>> Begin LISTING

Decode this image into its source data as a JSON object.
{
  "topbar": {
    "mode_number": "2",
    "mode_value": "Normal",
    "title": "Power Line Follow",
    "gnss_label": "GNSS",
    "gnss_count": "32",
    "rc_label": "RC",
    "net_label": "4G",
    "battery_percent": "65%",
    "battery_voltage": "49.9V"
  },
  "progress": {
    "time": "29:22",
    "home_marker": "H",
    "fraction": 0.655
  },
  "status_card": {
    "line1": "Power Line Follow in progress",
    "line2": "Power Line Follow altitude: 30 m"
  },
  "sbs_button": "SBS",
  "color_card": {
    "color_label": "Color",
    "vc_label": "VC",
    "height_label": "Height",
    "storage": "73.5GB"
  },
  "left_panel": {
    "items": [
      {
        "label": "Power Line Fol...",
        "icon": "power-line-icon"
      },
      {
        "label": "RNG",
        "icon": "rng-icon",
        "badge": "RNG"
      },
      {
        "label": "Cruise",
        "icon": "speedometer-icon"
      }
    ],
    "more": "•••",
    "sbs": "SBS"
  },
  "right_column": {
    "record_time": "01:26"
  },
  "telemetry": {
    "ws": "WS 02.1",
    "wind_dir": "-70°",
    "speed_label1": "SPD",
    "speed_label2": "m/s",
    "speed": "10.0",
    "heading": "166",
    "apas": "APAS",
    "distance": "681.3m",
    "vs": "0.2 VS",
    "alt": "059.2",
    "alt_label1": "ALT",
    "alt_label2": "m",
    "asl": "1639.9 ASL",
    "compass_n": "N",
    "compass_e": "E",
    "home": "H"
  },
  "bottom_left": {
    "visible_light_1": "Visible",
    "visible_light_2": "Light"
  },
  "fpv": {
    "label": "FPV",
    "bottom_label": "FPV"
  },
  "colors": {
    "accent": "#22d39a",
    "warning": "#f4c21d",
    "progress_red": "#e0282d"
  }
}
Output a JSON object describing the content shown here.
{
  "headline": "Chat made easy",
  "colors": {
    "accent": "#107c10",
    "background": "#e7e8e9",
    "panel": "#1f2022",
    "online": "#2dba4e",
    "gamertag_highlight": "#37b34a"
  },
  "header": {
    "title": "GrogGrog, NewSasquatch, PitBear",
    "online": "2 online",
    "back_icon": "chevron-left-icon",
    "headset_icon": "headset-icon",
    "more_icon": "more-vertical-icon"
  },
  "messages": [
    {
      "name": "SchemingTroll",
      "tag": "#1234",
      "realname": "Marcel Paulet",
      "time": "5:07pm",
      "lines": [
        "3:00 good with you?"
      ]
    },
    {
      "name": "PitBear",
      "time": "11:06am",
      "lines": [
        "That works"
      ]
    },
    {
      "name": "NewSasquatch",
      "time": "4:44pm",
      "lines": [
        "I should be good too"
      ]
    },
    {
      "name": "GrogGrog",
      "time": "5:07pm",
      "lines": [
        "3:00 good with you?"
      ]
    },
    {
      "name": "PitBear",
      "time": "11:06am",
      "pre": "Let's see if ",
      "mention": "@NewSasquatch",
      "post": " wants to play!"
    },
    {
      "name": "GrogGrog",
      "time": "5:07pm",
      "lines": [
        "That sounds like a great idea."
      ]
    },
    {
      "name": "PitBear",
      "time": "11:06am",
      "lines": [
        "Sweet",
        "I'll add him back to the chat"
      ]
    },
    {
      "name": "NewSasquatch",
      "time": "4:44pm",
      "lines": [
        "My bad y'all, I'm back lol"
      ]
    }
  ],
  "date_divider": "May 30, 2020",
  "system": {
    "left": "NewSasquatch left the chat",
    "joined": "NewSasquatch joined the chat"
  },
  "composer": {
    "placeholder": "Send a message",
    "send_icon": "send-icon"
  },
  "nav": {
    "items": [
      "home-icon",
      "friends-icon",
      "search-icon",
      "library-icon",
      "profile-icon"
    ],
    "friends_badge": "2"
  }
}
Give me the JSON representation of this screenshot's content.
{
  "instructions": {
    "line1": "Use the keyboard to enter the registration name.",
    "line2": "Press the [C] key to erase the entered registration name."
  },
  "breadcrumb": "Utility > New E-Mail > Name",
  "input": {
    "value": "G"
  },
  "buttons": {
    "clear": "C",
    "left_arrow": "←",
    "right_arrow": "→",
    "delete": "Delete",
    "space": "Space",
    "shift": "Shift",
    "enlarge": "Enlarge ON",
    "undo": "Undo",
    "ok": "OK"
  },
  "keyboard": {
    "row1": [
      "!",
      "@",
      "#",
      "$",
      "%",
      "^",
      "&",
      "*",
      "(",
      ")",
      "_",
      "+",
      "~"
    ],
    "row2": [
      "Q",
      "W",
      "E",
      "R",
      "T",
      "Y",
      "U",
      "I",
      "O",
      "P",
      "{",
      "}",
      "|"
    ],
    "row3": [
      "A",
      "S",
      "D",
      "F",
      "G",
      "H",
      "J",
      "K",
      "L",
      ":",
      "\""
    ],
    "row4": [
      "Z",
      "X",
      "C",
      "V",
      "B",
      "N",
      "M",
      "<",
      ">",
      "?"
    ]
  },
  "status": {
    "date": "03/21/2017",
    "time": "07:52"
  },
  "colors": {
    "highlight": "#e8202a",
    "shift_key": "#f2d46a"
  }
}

>> End LISTING

#### TO DO
Print out the whole listing exactly as it appears.

#### SOLUTION BELOW
Decode this image into its source data as a JSON object.
{
  "topbar": {
    "mode_number": "2",
    "mode_value": "Normal",
    "title": "Power Line Follow",
    "gnss_label": "GNSS",
    "gnss_count": "32",
    "rc_label": "RC",
    "net_label": "4G",
    "battery_percent": "65%",
    "battery_voltage": "49.9V"
  },
  "progress": {
    "time": "29:22",
    "home_marker": "H",
    "fraction": 0.655
  },
  "status_card": {
    "line1": "Power Line Follow in progress",
    "line2": "Power Line Follow altitude: 30 m"
  },
  "sbs_button": "SBS",
  "color_card": {
    "color_label": "Color",
    "vc_label": "VC",
    "height_label": "Height",
    "storage": "73.5GB"
  },
  "left_panel": {
    "items": [
      {
        "label": "Power Line Fol...",
        "icon": "power-line-icon"
      },
      {
        "label": "RNG",
        "icon": "rng-icon",
        "badge": "RNG"
      },
      {
        "label": "Cruise",
        "icon": "speedometer-icon"
      }
    ],
    "more": "•••",
    "sbs": "SBS"
  },
  "right_column": {
    "record_time": "01:26"
  },
  "telemetry": {
    "ws": "WS 02.1",
    "wind_dir": "-70°",
    "speed_label1": "SPD",
    "speed_label2": "m/s",
    "speed": "10.0",
    "heading": "166",
    "apas": "APAS",
    "distance": "681.3m",
    "vs": "0.2 VS",
    "alt": "059.2",
    "alt_label1": "ALT",
    "alt_label2": "m",
    "asl": "1639.9 ASL",
    "compass_n": "N",
    "compass_e": "E",
    "home": "H"
  },
  "bottom_left": {
    "visible_light_1": "Visible",
    "visible_light_2": "Light"
  },
  "fpv": {
    "label": "FPV",
    "bottom_label": "FPV"
  },
  "colors": {
    "accent": "#22d39a",
    "warning": "#f4c21d",
    "progress_red": "#e0282d"
  }
}
Output a JSON object describing the content shown here.
{
  "headline": "Chat made easy",
  "colors": {
    "accent": "#107c10",
    "background": "#e7e8e9",
    "panel": "#1f2022",
    "online": "#2dba4e",
    "gamertag_highlight": "#37b34a"
  },
  "header": {
    "title": "GrogGrog, NewSasquatch, PitBear",
    "online": "2 online",
    "back_icon": "chevron-left-icon",
    "headset_icon": "headset-icon",
    "more_icon": "more-vertical-icon"
  },
  "messages": [
    {
      "name": "SchemingTroll",
      "tag": "#1234",
      "realname": "Marcel Paulet",
      "time": "5:07pm",
      "lines": [
        "3:00 good with you?"
      ]
    },
    {
      "name": "PitBear",
      "time": "11:06am",
      "lines": [
        "That works"
      ]
    },
    {
      "name": "NewSasquatch",
      "time": "4:44pm",
      "lines": [
        "I should be good too"
      ]
    },
    {
      "name": "GrogGrog",
      "time": "5:07pm",
      "lines": [
        "3:00 good with you?"
      ]
    },
    {
      "name": "PitBear",
      "time": "11:06am",
      "pre": "Let's see if ",
      "mention": "@NewSasquatch",
      "post": " wants to play!"
    },
    {
      "name": "GrogGrog",
      "time": "5:07pm",
      "lines": [
        "That sounds like a great idea."
      ]
    },
    {
      "name": "PitBear",
      "time": "11:06am",
      "lines": [
        "Sweet",
        "I'll add him back to the chat"
      ]
    },
    {
      "name": "NewSasquatch",
      "time": "4:44pm",
      "lines": [
        "My bad y'all, I'm back lol"
      ]
    }
  ],
  "date_divider": "May 30, 2020",
  "system": {
    "left": "NewSasquatch left the chat",
    "joined": "NewSasquatch joined the chat"
  },
  "composer": {
    "placeholder": "Send a message",
    "send_icon": "send-icon"
  },
  "nav": {
    "items": [
      "home-icon",
      "friends-icon",
      "search-icon",
      "library-icon",
      "profile-icon"
    ],
    "friends_badge": "2"
  }
}
Give me the JSON representation of this screenshot's content.
{
  "instructions": {
    "line1": "Use the keyboard to enter the registration name.",
    "line2": "Press the [C] key to erase the entered registration name."
  },
  "breadcrumb": "Utility > New E-Mail > Name",
  "input": {
    "value": "G"
  },
  "buttons": {
    "clear": "C",
    "left_arrow": "←",
    "right_arrow": "→",
    "delete": "Delete",
    "space": "Space",
    "shift": "Shift",
    "enlarge": "Enlarge ON",
    "undo": "Undo",
    "ok": "OK"
  },
  "keyboard": {
    "row1": [
      "!",
      "@",
      "#",
      "$",
      "%",
      "^",
      "&",
      "*",
      "(",
      ")",
      "_",
      "+",
      "~"
    ],
    "row2": [
      "Q",
      "W",
      "E",
      "R",
      "T",
      "Y",
      "U",
      "I",
      "O",
      "P",
      "{",
      "}",
      "|"
    ],
    "row3": [
      "A",
      "S",
      "D",
      "F",
      "G",
      "H",
      "J",
      "K",
      "L",
      ":",
      "\""
    ],
    "row4": [
      "Z",
      "X",
      "C",
      "V",
      "B",
      "N",
      "M",
      "<",
      ">",
      "?"
    ]
  },
  "status": {
    "date": "03/21/2017",
    "time": "07:52"
  },
  "colors": {
    "highlight": "#e8202a",
    "shift_key": "#f2d46a"
  }
}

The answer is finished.